▶ **What is required**: For each line in the data below that holds "Equator", return a copy.

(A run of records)
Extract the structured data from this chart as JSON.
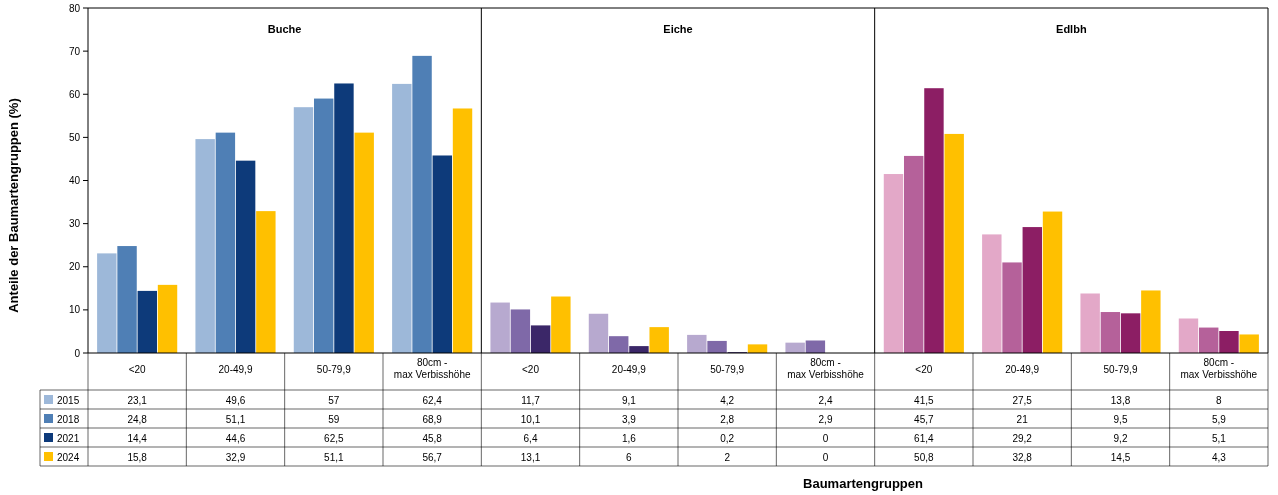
{
  "chart_data": {
    "type": "bar",
    "ylabel": "Anteile der Baumartengruppen (%)",
    "annotations": [
      "Buche",
      "Eiche",
      "Edlbh",
      {
        "text": "Baumartengruppen"
      }
    ],
    "categories": [
      "<20",
      "20-49,9",
      "50-79,9",
      "80cm - max Verbisshöhe",
      "<20",
      "20-49,9",
      "50-79,9",
      "80cm - max Verbisshöhe",
      "<20",
      "20-49,9",
      "50-79,9",
      "80cm - max Verbisshöhe"
    ],
    "series": [
      {
        "name": "2015",
        "color": "#9db8d9",
        "colors": [
          "#9db8d9",
          "#9db8d9",
          "#9db8d9",
          "#9db8d9",
          "#b7a9cf",
          "#b7a9cf",
          "#b7a9cf",
          "#b7a9cf",
          "#e3a8c8",
          "#e3a8c8",
          "#e3a8c8",
          "#e3a8c8"
        ],
        "values": [
          23.1,
          49.6,
          57,
          62.4,
          11.7,
          9.1,
          4.2,
          2.4,
          41.5,
          27.5,
          13.8,
          8
        ],
        "value_labels": [
          "23,1",
          "49,6",
          "57",
          "62,4",
          "11,7",
          "9,1",
          "4,2",
          "2,4",
          "41,5",
          "27,5",
          "13,8",
          "8"
        ]
      },
      {
        "name": "2018",
        "color": "#4f7fb5",
        "colors": [
          "#4f7fb5",
          "#4f7fb5",
          "#4f7fb5",
          "#4f7fb5",
          "#7f69a8",
          "#7f69a8",
          "#7f69a8",
          "#7f69a8",
          "#b5619a",
          "#b5619a",
          "#b5619a",
          "#b5619a"
        ],
        "values": [
          24.8,
          51.1,
          59,
          68.9,
          10.1,
          3.9,
          2.8,
          2.9,
          45.7,
          21,
          9.5,
          5.9
        ],
        "value_labels": [
          "24,8",
          "51,1",
          "59",
          "68,9",
          "10,1",
          "3,9",
          "2,8",
          "2,9",
          "45,7",
          "21",
          "9,5",
          "5,9"
        ]
      },
      {
        "name": "2021",
        "color": "#0d3a7a",
        "colors": [
          "#0d3a7a",
          "#0d3a7a",
          "#0d3a7a",
          "#0d3a7a",
          "#3b2768",
          "#3b2768",
          "#3b2768",
          "#3b2768",
          "#8c1e64",
          "#8c1e64",
          "#8c1e64",
          "#8c1e64"
        ],
        "values": [
          14.4,
          44.6,
          62.5,
          45.8,
          6.4,
          1.6,
          0.2,
          0,
          61.4,
          29.2,
          9.2,
          5.1
        ],
        "value_labels": [
          "14,4",
          "44,6",
          "62,5",
          "45,8",
          "6,4",
          "1,6",
          "0,2",
          "0",
          "61,4",
          "29,2",
          "9,2",
          "5,1"
        ]
      },
      {
        "name": "2024",
        "color": "#ffc000",
        "colors": [
          "#ffc000",
          "#ffc000",
          "#ffc000",
          "#ffc000",
          "#ffc000",
          "#ffc000",
          "#ffc000",
          "#ffc000",
          "#ffc000",
          "#ffc000",
          "#ffc000",
          "#ffc000"
        ],
        "values": [
          15.8,
          32.9,
          51.1,
          56.7,
          13.1,
          6,
          2,
          0,
          50.8,
          32.8,
          14.5,
          4.3
        ],
        "value_labels": [
          "15,8",
          "32,9",
          "51,1",
          "56,7",
          "13,1",
          "6",
          "2",
          "0",
          "50,8",
          "32,8",
          "14,5",
          "4,3"
        ]
      }
    ],
    "ylim": [
      0,
      80
    ],
    "yticks": [
      0,
      10,
      20,
      30,
      40,
      50,
      60,
      70,
      80
    ],
    "grid": false,
    "legend": "bottom left"
  }
}
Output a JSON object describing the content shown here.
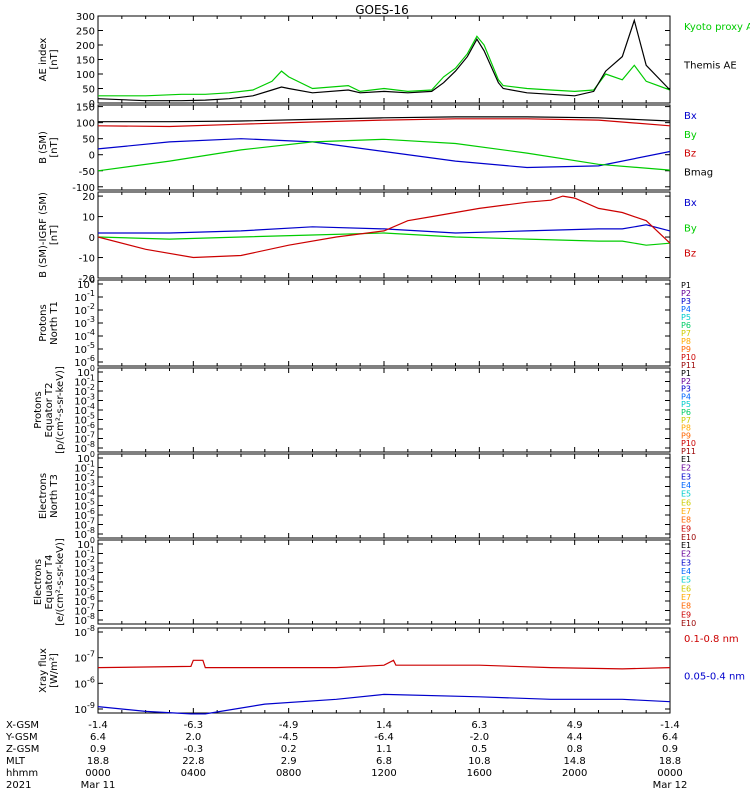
{
  "title": "GOES-16",
  "chart_data": [
    {
      "type": "line",
      "panel": "AE index",
      "ylabel": [
        "AE index",
        "[nT]"
      ],
      "yticks": [
        "300",
        "250",
        "200",
        "150",
        "100",
        "50",
        "0"
      ],
      "ylim": [
        0,
        300
      ],
      "legend": [
        {
          "label": "Kyoto proxy AE",
          "color": "#00cc00"
        },
        {
          "label": "Themis AE",
          "color": "#000000"
        }
      ],
      "series": [
        {
          "name": "Kyoto proxy AE",
          "color": "#00cc00",
          "x": [
            0,
            2,
            3.5,
            4.5,
            5.5,
            6.5,
            7.3,
            7.7,
            8,
            9,
            10.5,
            11,
            12,
            13,
            14,
            14.5,
            15,
            15.5,
            15.9,
            16.2,
            16.8,
            17,
            18,
            19,
            20,
            20.8,
            21.3,
            22,
            22.5,
            23,
            24
          ],
          "y": [
            25,
            25,
            30,
            30,
            35,
            45,
            75,
            110,
            90,
            50,
            60,
            40,
            50,
            40,
            45,
            90,
            120,
            170,
            230,
            200,
            80,
            60,
            50,
            45,
            40,
            45,
            100,
            80,
            130,
            75,
            45
          ]
        },
        {
          "name": "Themis AE",
          "color": "#000000",
          "x": [
            0,
            2,
            3.5,
            4.5,
            5.5,
            6.5,
            7.3,
            7.7,
            8,
            9,
            10.5,
            11,
            12,
            13,
            14,
            14.5,
            15,
            15.5,
            15.9,
            16.2,
            16.8,
            17,
            18,
            19,
            20,
            20.8,
            21.3,
            22,
            22.5,
            23,
            24
          ],
          "y": [
            15,
            8,
            8,
            10,
            15,
            25,
            45,
            55,
            50,
            35,
            45,
            35,
            40,
            35,
            40,
            70,
            110,
            160,
            220,
            180,
            70,
            50,
            35,
            30,
            25,
            40,
            110,
            160,
            285,
            130,
            45
          ]
        }
      ]
    },
    {
      "type": "line",
      "panel": "B (SM)",
      "ylabel": [
        "B (SM)",
        "[nT]"
      ],
      "yticks": [
        "150",
        "100",
        "50",
        "0",
        "-50",
        "-100"
      ],
      "ylim": [
        -110,
        155
      ],
      "legend": [
        {
          "label": "Bx",
          "color": "#0000cc"
        },
        {
          "label": "By",
          "color": "#00cc00"
        },
        {
          "label": "Bz",
          "color": "#cc0000"
        },
        {
          "label": "Bmag",
          "color": "#000000"
        }
      ],
      "series": [
        {
          "name": "Bx",
          "color": "#0000cc",
          "x": [
            0,
            3,
            6,
            9,
            12,
            15,
            18,
            21,
            24
          ],
          "y": [
            18,
            40,
            50,
            40,
            10,
            -20,
            -40,
            -35,
            10
          ]
        },
        {
          "name": "By",
          "color": "#00cc00",
          "x": [
            0,
            3,
            6,
            9,
            12,
            15,
            18,
            21,
            24
          ],
          "y": [
            -50,
            -20,
            15,
            40,
            48,
            35,
            5,
            -30,
            -48
          ]
        },
        {
          "name": "Bz",
          "color": "#cc0000",
          "x": [
            0,
            3,
            6,
            9,
            12,
            15,
            18,
            21,
            24
          ],
          "y": [
            90,
            88,
            95,
            102,
            108,
            112,
            112,
            108,
            90
          ]
        },
        {
          "name": "Bmag",
          "color": "#000000",
          "x": [
            0,
            3,
            6,
            9,
            12,
            15,
            18,
            21,
            24
          ],
          "y": [
            103,
            103,
            105,
            110,
            115,
            118,
            118,
            115,
            105
          ]
        }
      ]
    },
    {
      "type": "line",
      "panel": "B (SM)-IGRF (SM)",
      "ylabel": [
        "B (SM)-IGRF (SM)",
        "[nT]"
      ],
      "yticks": [
        "20",
        "10",
        "0",
        "-10",
        "-20"
      ],
      "ylim": [
        -20,
        22
      ],
      "legend": [
        {
          "label": "Bx",
          "color": "#0000cc"
        },
        {
          "label": "By",
          "color": "#00cc00"
        },
        {
          "label": "Bz",
          "color": "#cc0000"
        }
      ],
      "series": [
        {
          "name": "Bx",
          "color": "#0000cc",
          "x": [
            0,
            3,
            6,
            9,
            12,
            15,
            18,
            21,
            22,
            23,
            24
          ],
          "y": [
            2,
            2,
            3,
            5,
            4,
            2,
            3,
            4,
            4,
            6,
            3
          ]
        },
        {
          "name": "By",
          "color": "#00cc00",
          "x": [
            0,
            3,
            6,
            9,
            12,
            15,
            18,
            21,
            22,
            23,
            24
          ],
          "y": [
            0,
            -1,
            0,
            1,
            2,
            0,
            -1,
            -2,
            -2,
            -4,
            -3
          ]
        },
        {
          "name": "Bz",
          "color": "#cc0000",
          "x": [
            0,
            2,
            4,
            6,
            8,
            10,
            12,
            13,
            14,
            16,
            18,
            19,
            19.5,
            20,
            21,
            22,
            23,
            24
          ],
          "y": [
            0,
            -6,
            -10,
            -9,
            -4,
            0,
            3,
            8,
            10,
            14,
            17,
            18,
            20,
            19,
            14,
            12,
            8,
            -3
          ]
        }
      ]
    },
    {
      "type": "line",
      "panel": "Protons North T1",
      "ylabel": [
        "Protons",
        "North T1"
      ],
      "yticks": [
        "10^0",
        "10^-1",
        "10^-2",
        "10^-3",
        "10^-4",
        "10^-5",
        "10^-6"
      ],
      "legend": [
        {
          "label": "P1",
          "color": "#000000"
        },
        {
          "label": "P2",
          "color": "#660099"
        },
        {
          "label": "P3",
          "color": "#0000cc"
        },
        {
          "label": "P4",
          "color": "#0066ff"
        },
        {
          "label": "P5",
          "color": "#00cccc"
        },
        {
          "label": "P6",
          "color": "#00cc66"
        },
        {
          "label": "P7",
          "color": "#cccc00"
        },
        {
          "label": "P8",
          "color": "#ffaa00"
        },
        {
          "label": "P9",
          "color": "#ff6600"
        },
        {
          "label": "P10",
          "color": "#cc0000"
        },
        {
          "label": "P11",
          "color": "#990000"
        }
      ],
      "series": []
    },
    {
      "type": "line",
      "panel": "Protons Equator T2",
      "ylabel": [
        "Protons",
        "Equator T2",
        "[p/(cm²-s-sr-keV)]"
      ],
      "yticks": [
        "10^0",
        "10^-1",
        "10^-2",
        "10^-3",
        "10^-4",
        "10^-5",
        "10^-6",
        "10^-7",
        "10^-8"
      ],
      "legend": [
        {
          "label": "P1",
          "color": "#000000"
        },
        {
          "label": "P2",
          "color": "#660099"
        },
        {
          "label": "P3",
          "color": "#0000cc"
        },
        {
          "label": "P4",
          "color": "#0066ff"
        },
        {
          "label": "P5",
          "color": "#00cccc"
        },
        {
          "label": "P6",
          "color": "#00cc66"
        },
        {
          "label": "P7",
          "color": "#cccc00"
        },
        {
          "label": "P8",
          "color": "#ffaa00"
        },
        {
          "label": "P9",
          "color": "#ff6600"
        },
        {
          "label": "P10",
          "color": "#cc0000"
        },
        {
          "label": "P11",
          "color": "#990000"
        }
      ],
      "series": []
    },
    {
      "type": "line",
      "panel": "Electrons North T3",
      "ylabel": [
        "Electrons",
        "North T3"
      ],
      "yticks": [
        "10^0",
        "10^-1",
        "10^-2",
        "10^-3",
        "10^-4",
        "10^-5",
        "10^-6",
        "10^-7",
        "10^-8"
      ],
      "legend": [
        {
          "label": "E1",
          "color": "#000000"
        },
        {
          "label": "E2",
          "color": "#660099"
        },
        {
          "label": "E3",
          "color": "#0000cc"
        },
        {
          "label": "E4",
          "color": "#0066ff"
        },
        {
          "label": "E5",
          "color": "#00cccc"
        },
        {
          "label": "E6",
          "color": "#cccc00"
        },
        {
          "label": "E7",
          "color": "#ffaa00"
        },
        {
          "label": "E8",
          "color": "#ff6600"
        },
        {
          "label": "E9",
          "color": "#cc0000"
        },
        {
          "label": "E10",
          "color": "#990000"
        }
      ],
      "series": []
    },
    {
      "type": "line",
      "panel": "Electrons Equator T4",
      "ylabel": [
        "Electrons",
        "Equator T4",
        "[e/(cm²-s-sr-keV)]"
      ],
      "yticks": [
        "10^0",
        "10^-1",
        "10^-2",
        "10^-3",
        "10^-4",
        "10^-5",
        "10^-6",
        "10^-7",
        "10^-8"
      ],
      "legend": [
        {
          "label": "E1",
          "color": "#000000"
        },
        {
          "label": "E2",
          "color": "#660099"
        },
        {
          "label": "E3",
          "color": "#0000cc"
        },
        {
          "label": "E4",
          "color": "#0066ff"
        },
        {
          "label": "E5",
          "color": "#00cccc"
        },
        {
          "label": "E6",
          "color": "#cccc00"
        },
        {
          "label": "E7",
          "color": "#ffaa00"
        },
        {
          "label": "E8",
          "color": "#ff6600"
        },
        {
          "label": "E9",
          "color": "#cc0000"
        },
        {
          "label": "E10",
          "color": "#990000"
        }
      ],
      "series": []
    },
    {
      "type": "line",
      "panel": "Xray flux",
      "ylabel": [
        "Xray flux",
        "[W/m²]"
      ],
      "yticks": [
        "10^-8",
        "10^-7",
        "10^-6",
        "10^-9"
      ],
      "legend": [
        {
          "label": "0.1-0.8 nm",
          "color": "#cc0000"
        },
        {
          "label": "0.05-0.4 nm",
          "color": "#0000cc"
        }
      ],
      "series": [
        {
          "name": "0.1-0.8 nm",
          "color": "#cc0000",
          "x": [
            0,
            3.9,
            4.0,
            4.4,
            4.5,
            7,
            10,
            12,
            12.4,
            12.5,
            12.6,
            16,
            19,
            22,
            24
          ],
          "y": [
            -7.3,
            -7.25,
            -7.0,
            -7.0,
            -7.3,
            -7.3,
            -7.3,
            -7.2,
            -7.0,
            -7.2,
            -7.2,
            -7.2,
            -7.3,
            -7.35,
            -7.3
          ]
        },
        {
          "name": "0.05-0.4 nm",
          "color": "#0000cc",
          "x": [
            0,
            2,
            3.9,
            4.5,
            7,
            10,
            12,
            16,
            19,
            22,
            24
          ],
          "y": [
            -8.9,
            -9.1,
            -9.2,
            -9.2,
            -8.8,
            -8.6,
            -8.4,
            -8.5,
            -8.6,
            -8.6,
            -8.7
          ]
        }
      ]
    }
  ],
  "orbit": {
    "row_labels": [
      "X-GSM",
      "Y-GSM",
      "Z-GSM",
      "MLT",
      "hhmm",
      "2021"
    ],
    "columns": [
      [
        "-1.4",
        "6.4",
        "0.9",
        "18.8",
        "0000",
        "Mar 11"
      ],
      [
        "-6.3",
        "2.0",
        "-0.3",
        "22.8",
        "0400",
        ""
      ],
      [
        "-4.9",
        "-4.5",
        "0.2",
        "2.9",
        "0800",
        ""
      ],
      [
        "1.4",
        "-6.4",
        "1.1",
        "6.8",
        "1200",
        ""
      ],
      [
        "6.3",
        "-2.0",
        "0.5",
        "10.8",
        "1600",
        ""
      ],
      [
        "4.9",
        "4.4",
        "0.8",
        "14.8",
        "2000",
        ""
      ],
      [
        "-1.4",
        "6.4",
        "0.9",
        "18.8",
        "0000",
        "Mar 12"
      ]
    ]
  }
}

▶ **In response**:
      "panel": "Protons Equator T2",
        "Equator T2",
      "panel": "Electrons Equator T4",
        "Equator T4",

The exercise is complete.